** begin ENTRIES SHOWN **

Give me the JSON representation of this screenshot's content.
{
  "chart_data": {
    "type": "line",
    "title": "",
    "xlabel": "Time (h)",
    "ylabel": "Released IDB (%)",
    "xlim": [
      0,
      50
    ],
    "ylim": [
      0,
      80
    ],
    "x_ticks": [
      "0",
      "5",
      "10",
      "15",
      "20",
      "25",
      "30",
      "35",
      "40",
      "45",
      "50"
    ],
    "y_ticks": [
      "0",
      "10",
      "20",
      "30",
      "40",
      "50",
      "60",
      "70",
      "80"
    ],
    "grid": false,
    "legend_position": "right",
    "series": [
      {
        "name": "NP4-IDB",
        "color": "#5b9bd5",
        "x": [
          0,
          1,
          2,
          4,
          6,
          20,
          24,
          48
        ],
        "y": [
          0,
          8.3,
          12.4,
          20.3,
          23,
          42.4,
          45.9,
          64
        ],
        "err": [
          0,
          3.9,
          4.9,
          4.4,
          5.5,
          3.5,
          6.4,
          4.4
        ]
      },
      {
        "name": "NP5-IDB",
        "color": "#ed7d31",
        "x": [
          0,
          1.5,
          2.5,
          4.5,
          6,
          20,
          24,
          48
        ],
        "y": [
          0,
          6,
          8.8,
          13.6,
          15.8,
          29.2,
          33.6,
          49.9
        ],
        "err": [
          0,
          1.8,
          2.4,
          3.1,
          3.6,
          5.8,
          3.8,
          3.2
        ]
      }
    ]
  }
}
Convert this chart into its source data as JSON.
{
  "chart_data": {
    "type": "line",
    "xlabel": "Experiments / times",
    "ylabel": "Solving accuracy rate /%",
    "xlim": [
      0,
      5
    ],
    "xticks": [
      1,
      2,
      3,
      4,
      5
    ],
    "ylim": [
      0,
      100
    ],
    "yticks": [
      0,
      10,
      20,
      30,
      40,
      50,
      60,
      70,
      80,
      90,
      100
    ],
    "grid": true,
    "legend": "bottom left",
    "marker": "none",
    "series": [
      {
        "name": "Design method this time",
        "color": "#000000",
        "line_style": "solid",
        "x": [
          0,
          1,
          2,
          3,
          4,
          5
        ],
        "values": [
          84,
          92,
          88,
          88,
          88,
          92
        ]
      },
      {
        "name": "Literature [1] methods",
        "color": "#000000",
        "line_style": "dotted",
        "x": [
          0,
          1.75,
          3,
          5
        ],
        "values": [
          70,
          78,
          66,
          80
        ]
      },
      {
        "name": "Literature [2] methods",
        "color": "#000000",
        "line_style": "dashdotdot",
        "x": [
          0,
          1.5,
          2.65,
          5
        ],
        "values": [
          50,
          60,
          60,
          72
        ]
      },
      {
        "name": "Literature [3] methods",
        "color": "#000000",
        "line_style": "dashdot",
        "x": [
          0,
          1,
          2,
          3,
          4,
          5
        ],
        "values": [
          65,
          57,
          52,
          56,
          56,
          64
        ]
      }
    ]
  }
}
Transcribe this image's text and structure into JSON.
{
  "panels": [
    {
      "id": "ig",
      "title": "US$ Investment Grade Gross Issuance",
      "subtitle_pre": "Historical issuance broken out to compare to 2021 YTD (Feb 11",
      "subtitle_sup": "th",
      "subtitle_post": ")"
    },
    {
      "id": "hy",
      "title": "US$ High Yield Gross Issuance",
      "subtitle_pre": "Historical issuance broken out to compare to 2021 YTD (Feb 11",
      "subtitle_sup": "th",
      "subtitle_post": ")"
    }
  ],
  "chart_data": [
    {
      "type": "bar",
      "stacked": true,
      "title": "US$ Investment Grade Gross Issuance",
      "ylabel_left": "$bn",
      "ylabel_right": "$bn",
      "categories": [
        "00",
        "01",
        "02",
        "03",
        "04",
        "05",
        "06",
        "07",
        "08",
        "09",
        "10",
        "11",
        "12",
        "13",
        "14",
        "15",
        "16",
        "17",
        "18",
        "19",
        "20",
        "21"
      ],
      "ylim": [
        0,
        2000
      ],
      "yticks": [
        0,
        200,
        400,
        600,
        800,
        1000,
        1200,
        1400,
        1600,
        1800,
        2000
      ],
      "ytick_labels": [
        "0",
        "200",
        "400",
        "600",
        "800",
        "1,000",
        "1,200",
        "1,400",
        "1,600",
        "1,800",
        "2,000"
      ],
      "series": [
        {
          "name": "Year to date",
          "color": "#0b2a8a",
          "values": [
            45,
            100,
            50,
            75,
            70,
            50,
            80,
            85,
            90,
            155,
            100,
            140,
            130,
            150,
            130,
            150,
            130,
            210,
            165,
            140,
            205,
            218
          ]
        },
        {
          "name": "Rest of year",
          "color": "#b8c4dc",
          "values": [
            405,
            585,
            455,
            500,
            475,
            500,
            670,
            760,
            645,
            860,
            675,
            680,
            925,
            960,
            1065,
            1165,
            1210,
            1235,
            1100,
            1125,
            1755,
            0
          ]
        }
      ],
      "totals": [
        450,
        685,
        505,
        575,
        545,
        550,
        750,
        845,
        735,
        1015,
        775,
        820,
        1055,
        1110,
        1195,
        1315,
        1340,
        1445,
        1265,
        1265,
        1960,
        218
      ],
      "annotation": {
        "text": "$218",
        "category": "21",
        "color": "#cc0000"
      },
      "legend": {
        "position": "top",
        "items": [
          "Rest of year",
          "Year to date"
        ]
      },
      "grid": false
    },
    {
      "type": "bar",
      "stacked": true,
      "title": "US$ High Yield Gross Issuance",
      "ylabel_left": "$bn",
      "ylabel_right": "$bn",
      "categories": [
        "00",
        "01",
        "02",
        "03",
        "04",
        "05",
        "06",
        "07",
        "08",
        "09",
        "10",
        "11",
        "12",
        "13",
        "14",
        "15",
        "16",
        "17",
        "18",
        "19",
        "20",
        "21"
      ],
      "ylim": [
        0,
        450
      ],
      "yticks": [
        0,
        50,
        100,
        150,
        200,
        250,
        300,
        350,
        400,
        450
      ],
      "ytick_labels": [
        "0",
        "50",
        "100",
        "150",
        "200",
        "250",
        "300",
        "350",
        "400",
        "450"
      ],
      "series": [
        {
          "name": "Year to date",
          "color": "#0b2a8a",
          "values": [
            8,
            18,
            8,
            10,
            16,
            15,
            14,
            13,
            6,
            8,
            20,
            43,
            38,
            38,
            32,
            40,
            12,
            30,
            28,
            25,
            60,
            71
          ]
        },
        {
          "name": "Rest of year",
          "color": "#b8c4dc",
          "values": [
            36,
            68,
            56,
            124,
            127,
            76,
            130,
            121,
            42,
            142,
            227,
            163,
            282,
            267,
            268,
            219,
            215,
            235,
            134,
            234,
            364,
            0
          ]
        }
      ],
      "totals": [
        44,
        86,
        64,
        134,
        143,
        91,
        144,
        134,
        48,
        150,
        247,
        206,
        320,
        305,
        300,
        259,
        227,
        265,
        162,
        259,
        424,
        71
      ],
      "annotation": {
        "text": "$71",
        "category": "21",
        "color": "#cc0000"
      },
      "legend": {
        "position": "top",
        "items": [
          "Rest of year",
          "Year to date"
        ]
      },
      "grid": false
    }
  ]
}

** end ENTRIES SHOWN **

PROBLEM REQUIREMENTS » Repeat all of the records above exactly as written.

WRITTEN REPLY »
Give me the JSON representation of this screenshot's content.
{
  "chart_data": {
    "type": "line",
    "title": "",
    "xlabel": "Time (h)",
    "ylabel": "Released IDB (%)",
    "xlim": [
      0,
      50
    ],
    "ylim": [
      0,
      80
    ],
    "x_ticks": [
      "0",
      "5",
      "10",
      "15",
      "20",
      "25",
      "30",
      "35",
      "40",
      "45",
      "50"
    ],
    "y_ticks": [
      "0",
      "10",
      "20",
      "30",
      "40",
      "50",
      "60",
      "70",
      "80"
    ],
    "grid": false,
    "legend_position": "right",
    "series": [
      {
        "name": "NP4-IDB",
        "color": "#5b9bd5",
        "x": [
          0,
          1,
          2,
          4,
          6,
          20,
          24,
          48
        ],
        "y": [
          0,
          8.3,
          12.4,
          20.3,
          23,
          42.4,
          45.9,
          64
        ],
        "err": [
          0,
          3.9,
          4.9,
          4.4,
          5.5,
          3.5,
          6.4,
          4.4
        ]
      },
      {
        "name": "NP5-IDB",
        "color": "#ed7d31",
        "x": [
          0,
          1.5,
          2.5,
          4.5,
          6,
          20,
          24,
          48
        ],
        "y": [
          0,
          6,
          8.8,
          13.6,
          15.8,
          29.2,
          33.6,
          49.9
        ],
        "err": [
          0,
          1.8,
          2.4,
          3.1,
          3.6,
          5.8,
          3.8,
          3.2
        ]
      }
    ]
  }
}
Convert this chart into its source data as JSON.
{
  "chart_data": {
    "type": "line",
    "xlabel": "Experiments / times",
    "ylabel": "Solving accuracy rate /%",
    "xlim": [
      0,
      5
    ],
    "xticks": [
      1,
      2,
      3,
      4,
      5
    ],
    "ylim": [
      0,
      100
    ],
    "yticks": [
      0,
      10,
      20,
      30,
      40,
      50,
      60,
      70,
      80,
      90,
      100
    ],
    "grid": true,
    "legend": "bottom left",
    "marker": "none",
    "series": [
      {
        "name": "Design method this time",
        "color": "#000000",
        "line_style": "solid",
        "x": [
          0,
          1,
          2,
          3,
          4,
          5
        ],
        "values": [
          84,
          92,
          88,
          88,
          88,
          92
        ]
      },
      {
        "name": "Literature [1] methods",
        "color": "#000000",
        "line_style": "dotted",
        "x": [
          0,
          1.75,
          3,
          5
        ],
        "values": [
          70,
          78,
          66,
          80
        ]
      },
      {
        "name": "Literature [2] methods",
        "color": "#000000",
        "line_style": "dashdotdot",
        "x": [
          0,
          1.5,
          2.65,
          5
        ],
        "values": [
          50,
          60,
          60,
          72
        ]
      },
      {
        "name": "Literature [3] methods",
        "color": "#000000",
        "line_style": "dashdot",
        "x": [
          0,
          1,
          2,
          3,
          4,
          5
        ],
        "values": [
          65,
          57,
          52,
          56,
          56,
          64
        ]
      }
    ]
  }
}
Transcribe this image's text and structure into JSON.
{
  "panels": [
    {
      "id": "ig",
      "title": "US$ Investment Grade Gross Issuance",
      "subtitle_pre": "Historical issuance broken out to compare to 2021 YTD (Feb 11",
      "subtitle_sup": "th",
      "subtitle_post": ")"
    },
    {
      "id": "hy",
      "title": "US$ High Yield Gross Issuance",
      "subtitle_pre": "Historical issuance broken out to compare to 2021 YTD (Feb 11",
      "subtitle_sup": "th",
      "subtitle_post": ")"
    }
  ],
  "chart_data": [
    {
      "type": "bar",
      "stacked": true,
      "title": "US$ Investment Grade Gross Issuance",
      "ylabel_left": "$bn",
      "ylabel_right": "$bn",
      "categories": [
        "00",
        "01",
        "02",
        "03",
        "04",
        "05",
        "06",
        "07",
        "08",
        "09",
        "10",
        "11",
        "12",
        "13",
        "14",
        "15",
        "16",
        "17",
        "18",
        "19",
        "20",
        "21"
      ],
      "ylim": [
        0,
        2000
      ],
      "yticks": [
        0,
        200,
        400,
        600,
        800,
        1000,
        1200,
        1400,
        1600,
        1800,
        2000
      ],
      "ytick_labels": [
        "0",
        "200",
        "400",
        "600",
        "800",
        "1,000",
        "1,200",
        "1,400",
        "1,600",
        "1,800",
        "2,000"
      ],
      "series": [
        {
          "name": "Year to date",
          "color": "#0b2a8a",
          "values": [
            45,
            100,
            50,
            75,
            70,
            50,
            80,
            85,
            90,
            155,
            100,
            140,
            130,
            150,
            130,
            150,
            130,
            210,
            165,
            140,
            205,
            218
          ]
        },
        {
          "name": "Rest of year",
          "color": "#b8c4dc",
          "values": [
            405,
            585,
            455,
            500,
            475,
            500,
            670,
            760,
            645,
            860,
            675,
            680,
            925,
            960,
            1065,
            1165,
            1210,
            1235,
            1100,
            1125,
            1755,
            0
          ]
        }
      ],
      "totals": [
        450,
        685,
        505,
        575,
        545,
        550,
        750,
        845,
        735,
        1015,
        775,
        820,
        1055,
        1110,
        1195,
        1315,
        1340,
        1445,
        1265,
        1265,
        1960,
        218
      ],
      "annotation": {
        "text": "$218",
        "category": "21",
        "color": "#cc0000"
      },
      "legend": {
        "position": "top",
        "items": [
          "Rest of year",
          "Year to date"
        ]
      },
      "grid": false
    },
    {
      "type": "bar",
      "stacked": true,
      "title": "US$ High Yield Gross Issuance",
      "ylabel_left": "$bn",
      "ylabel_right": "$bn",
      "categories": [
        "00",
        "01",
        "02",
        "03",
        "04",
        "05",
        "06",
        "07",
        "08",
        "09",
        "10",
        "11",
        "12",
        "13",
        "14",
        "15",
        "16",
        "17",
        "18",
        "19",
        "20",
        "21"
      ],
      "ylim": [
        0,
        450
      ],
      "yticks": [
        0,
        50,
        100,
        150,
        200,
        250,
        300,
        350,
        400,
        450
      ],
      "ytick_labels": [
        "0",
        "50",
        "100",
        "150",
        "200",
        "250",
        "300",
        "350",
        "400",
        "450"
      ],
      "series": [
        {
          "name": "Year to date",
          "color": "#0b2a8a",
          "values": [
            8,
            18,
            8,
            10,
            16,
            15,
            14,
            13,
            6,
            8,
            20,
            43,
            38,
            38,
            32,
            40,
            12,
            30,
            28,
            25,
            60,
            71
          ]
        },
        {
          "name": "Rest of year",
          "color": "#b8c4dc",
          "values": [
            36,
            68,
            56,
            124,
            127,
            76,
            130,
            121,
            42,
            142,
            227,
            163,
            282,
            267,
            268,
            219,
            215,
            235,
            134,
            234,
            364,
            0
          ]
        }
      ],
      "totals": [
        44,
        86,
        64,
        134,
        143,
        91,
        144,
        134,
        48,
        150,
        247,
        206,
        320,
        305,
        300,
        259,
        227,
        265,
        162,
        259,
        424,
        71
      ],
      "annotation": {
        "text": "$71",
        "category": "21",
        "color": "#cc0000"
      },
      "legend": {
        "position": "top",
        "items": [
          "Rest of year",
          "Year to date"
        ]
      },
      "grid": false
    }
  ]
}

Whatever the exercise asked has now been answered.